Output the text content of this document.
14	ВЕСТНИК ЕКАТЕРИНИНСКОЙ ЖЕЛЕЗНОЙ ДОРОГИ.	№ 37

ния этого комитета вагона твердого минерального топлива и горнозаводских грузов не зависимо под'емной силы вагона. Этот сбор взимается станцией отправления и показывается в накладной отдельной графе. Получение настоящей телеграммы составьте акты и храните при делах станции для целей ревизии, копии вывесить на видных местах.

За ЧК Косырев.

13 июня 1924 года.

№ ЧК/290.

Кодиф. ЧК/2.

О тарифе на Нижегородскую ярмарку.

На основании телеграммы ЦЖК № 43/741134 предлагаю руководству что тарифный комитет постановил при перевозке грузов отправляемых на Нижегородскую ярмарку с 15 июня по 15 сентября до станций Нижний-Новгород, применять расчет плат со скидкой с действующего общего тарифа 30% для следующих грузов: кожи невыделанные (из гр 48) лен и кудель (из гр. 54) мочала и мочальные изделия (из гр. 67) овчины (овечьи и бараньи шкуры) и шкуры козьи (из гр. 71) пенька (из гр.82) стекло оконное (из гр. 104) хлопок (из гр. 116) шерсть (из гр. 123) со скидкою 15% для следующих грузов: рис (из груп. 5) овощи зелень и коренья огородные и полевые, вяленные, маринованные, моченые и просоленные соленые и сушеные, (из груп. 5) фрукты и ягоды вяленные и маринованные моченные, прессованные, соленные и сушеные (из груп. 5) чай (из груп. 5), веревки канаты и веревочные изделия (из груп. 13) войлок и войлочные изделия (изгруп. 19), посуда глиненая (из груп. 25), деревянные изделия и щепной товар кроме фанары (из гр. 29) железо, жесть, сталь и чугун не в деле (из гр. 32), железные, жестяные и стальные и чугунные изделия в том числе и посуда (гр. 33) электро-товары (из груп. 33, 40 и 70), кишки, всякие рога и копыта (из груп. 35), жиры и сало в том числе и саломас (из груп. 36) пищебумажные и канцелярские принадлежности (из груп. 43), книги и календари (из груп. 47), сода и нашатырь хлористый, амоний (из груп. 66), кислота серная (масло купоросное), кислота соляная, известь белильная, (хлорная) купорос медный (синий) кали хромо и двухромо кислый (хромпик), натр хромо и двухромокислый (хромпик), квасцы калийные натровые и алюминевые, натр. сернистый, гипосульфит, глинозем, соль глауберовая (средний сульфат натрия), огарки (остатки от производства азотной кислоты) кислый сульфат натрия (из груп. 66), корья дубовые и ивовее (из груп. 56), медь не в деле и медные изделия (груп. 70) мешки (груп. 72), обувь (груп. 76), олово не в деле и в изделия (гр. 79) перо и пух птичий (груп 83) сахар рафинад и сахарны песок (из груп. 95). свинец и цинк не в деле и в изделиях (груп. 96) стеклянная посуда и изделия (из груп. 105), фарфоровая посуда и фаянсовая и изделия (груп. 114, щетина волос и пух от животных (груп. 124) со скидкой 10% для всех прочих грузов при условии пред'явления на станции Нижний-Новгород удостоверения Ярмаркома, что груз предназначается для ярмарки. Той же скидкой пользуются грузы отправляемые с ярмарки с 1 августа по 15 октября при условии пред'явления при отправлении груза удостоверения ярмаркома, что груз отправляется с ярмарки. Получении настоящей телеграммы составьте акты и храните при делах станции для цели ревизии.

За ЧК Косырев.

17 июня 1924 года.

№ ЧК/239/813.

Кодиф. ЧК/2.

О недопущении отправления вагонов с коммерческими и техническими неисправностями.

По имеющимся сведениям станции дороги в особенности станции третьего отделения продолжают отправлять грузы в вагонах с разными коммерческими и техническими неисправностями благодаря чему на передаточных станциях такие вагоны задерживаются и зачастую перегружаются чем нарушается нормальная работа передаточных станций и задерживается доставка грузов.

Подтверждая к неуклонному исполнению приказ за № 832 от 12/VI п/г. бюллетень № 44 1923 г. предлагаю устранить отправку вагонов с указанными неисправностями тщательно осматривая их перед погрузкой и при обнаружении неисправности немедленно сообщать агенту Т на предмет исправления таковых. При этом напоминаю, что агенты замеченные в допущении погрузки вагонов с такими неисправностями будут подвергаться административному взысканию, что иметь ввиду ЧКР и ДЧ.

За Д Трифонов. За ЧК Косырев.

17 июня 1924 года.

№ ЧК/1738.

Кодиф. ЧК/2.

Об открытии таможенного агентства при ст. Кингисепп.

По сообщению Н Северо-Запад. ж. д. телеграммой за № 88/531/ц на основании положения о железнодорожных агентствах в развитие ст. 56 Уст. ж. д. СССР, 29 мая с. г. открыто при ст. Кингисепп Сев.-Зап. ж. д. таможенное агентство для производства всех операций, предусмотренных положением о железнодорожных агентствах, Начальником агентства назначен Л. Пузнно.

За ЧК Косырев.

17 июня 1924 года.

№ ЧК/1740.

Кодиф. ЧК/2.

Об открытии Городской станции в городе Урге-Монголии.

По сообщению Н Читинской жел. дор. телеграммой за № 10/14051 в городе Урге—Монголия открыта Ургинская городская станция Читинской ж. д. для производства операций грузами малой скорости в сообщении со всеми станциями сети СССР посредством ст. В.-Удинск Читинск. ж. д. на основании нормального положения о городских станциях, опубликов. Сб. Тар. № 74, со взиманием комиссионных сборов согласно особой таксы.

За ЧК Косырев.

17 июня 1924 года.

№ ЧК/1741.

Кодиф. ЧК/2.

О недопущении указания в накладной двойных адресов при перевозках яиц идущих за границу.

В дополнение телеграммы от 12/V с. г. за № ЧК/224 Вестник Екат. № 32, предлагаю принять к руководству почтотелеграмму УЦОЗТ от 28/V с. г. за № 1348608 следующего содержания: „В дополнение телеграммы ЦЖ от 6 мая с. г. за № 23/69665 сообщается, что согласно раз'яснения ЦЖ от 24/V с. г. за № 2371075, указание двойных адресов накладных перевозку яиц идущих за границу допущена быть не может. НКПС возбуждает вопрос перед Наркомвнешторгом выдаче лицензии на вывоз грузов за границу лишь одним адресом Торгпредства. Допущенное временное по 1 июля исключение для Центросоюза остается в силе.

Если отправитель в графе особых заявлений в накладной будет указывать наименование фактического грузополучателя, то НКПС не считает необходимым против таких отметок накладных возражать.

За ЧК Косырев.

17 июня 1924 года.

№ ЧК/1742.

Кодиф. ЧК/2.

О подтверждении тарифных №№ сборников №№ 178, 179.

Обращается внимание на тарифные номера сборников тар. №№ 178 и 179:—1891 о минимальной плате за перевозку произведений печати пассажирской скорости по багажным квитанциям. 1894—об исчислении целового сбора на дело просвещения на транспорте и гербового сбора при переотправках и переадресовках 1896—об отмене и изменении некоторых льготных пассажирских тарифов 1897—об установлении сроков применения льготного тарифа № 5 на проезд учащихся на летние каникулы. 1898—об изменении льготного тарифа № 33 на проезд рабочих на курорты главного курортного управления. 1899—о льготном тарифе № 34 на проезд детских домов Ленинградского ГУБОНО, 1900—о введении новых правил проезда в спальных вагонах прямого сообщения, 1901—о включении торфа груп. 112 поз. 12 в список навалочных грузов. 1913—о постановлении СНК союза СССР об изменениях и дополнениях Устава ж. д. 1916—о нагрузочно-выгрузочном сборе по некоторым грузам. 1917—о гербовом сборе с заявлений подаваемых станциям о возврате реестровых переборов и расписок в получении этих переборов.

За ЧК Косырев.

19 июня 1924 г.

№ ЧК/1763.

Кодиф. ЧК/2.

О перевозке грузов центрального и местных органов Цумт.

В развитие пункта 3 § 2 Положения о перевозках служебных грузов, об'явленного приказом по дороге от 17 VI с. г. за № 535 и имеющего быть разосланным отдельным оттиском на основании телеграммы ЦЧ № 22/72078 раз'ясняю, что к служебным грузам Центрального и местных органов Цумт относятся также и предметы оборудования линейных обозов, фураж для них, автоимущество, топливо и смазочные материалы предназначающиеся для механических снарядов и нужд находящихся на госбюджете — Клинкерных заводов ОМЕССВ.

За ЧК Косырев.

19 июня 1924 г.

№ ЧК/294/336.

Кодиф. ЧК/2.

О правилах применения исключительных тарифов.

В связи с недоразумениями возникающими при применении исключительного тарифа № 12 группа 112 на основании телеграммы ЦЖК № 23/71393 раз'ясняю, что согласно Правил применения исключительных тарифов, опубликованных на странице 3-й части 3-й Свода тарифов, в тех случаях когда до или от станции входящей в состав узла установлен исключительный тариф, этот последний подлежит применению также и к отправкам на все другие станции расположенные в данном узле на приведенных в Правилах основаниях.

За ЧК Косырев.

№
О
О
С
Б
◇ ◇ ◇ ◇ ◇
=== Work required ===
Copy all the lines above that hold the string "коммерческими".

=== Solution to this task ===
О недопущении отправления вагонов с коммерческими и техническими неисправностями.
По имеющимся сведениям станции дороги в особенности станции третьего отделения продолжают отправлять грузы в вагонах с разными коммерческими и техническими неисправностями благодаря чему на передаточных станциях такие вагоны задерживаются и зачастую перегружаются чем нарушается нормальная работа передаточных станций и задерживается доставка грузов.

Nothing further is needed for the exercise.